## BEGIN Material to process
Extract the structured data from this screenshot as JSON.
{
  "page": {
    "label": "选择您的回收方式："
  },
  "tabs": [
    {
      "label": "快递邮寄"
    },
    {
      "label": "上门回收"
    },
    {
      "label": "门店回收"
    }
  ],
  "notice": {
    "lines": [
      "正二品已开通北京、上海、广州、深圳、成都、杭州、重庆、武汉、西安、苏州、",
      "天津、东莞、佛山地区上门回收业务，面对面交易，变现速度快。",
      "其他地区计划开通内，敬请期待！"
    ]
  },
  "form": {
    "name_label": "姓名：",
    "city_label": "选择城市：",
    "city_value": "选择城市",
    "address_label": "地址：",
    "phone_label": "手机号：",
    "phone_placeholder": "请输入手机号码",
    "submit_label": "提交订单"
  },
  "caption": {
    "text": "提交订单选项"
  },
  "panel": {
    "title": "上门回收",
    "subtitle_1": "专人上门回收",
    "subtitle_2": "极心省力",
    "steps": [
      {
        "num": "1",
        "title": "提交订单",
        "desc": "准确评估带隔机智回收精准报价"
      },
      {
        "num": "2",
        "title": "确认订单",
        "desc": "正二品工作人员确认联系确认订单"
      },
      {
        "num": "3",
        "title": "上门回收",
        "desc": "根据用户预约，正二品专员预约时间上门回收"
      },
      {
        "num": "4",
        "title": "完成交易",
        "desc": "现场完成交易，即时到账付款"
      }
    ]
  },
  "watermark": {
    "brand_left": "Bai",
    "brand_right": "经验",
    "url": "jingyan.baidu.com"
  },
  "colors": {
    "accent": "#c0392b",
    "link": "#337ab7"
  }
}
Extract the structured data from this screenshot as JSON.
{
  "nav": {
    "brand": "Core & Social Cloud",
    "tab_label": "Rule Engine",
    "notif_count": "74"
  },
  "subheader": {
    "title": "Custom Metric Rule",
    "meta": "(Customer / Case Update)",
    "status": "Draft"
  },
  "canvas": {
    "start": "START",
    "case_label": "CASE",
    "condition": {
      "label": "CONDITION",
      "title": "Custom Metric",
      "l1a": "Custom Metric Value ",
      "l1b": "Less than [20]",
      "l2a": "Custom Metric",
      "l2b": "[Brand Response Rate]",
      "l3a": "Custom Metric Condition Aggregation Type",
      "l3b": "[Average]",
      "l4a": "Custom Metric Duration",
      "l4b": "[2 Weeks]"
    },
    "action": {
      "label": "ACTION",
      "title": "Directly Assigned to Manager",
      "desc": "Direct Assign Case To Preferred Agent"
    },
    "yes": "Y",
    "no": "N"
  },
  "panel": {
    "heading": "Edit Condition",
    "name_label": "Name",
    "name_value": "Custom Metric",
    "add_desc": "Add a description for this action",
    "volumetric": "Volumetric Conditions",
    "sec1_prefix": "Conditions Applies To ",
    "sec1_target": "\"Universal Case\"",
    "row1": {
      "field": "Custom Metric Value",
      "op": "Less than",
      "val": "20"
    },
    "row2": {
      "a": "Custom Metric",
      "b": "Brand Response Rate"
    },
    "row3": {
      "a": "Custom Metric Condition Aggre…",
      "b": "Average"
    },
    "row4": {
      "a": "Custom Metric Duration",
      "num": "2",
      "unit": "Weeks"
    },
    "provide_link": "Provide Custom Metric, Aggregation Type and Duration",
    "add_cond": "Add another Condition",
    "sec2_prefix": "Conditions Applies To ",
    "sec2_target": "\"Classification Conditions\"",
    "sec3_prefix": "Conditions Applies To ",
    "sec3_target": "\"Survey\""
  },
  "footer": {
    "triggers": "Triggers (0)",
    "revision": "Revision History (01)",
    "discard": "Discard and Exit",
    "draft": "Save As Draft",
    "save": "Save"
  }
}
## END Material to process
Your task –
Copy out all lines above that include the string "Duration".

Solved exercise –
      "l4a": "Custom Metric Duration",
      "a": "Custom Metric Duration",
    "provide_link": "Provide Custom Metric, Aggregation Type and Duration",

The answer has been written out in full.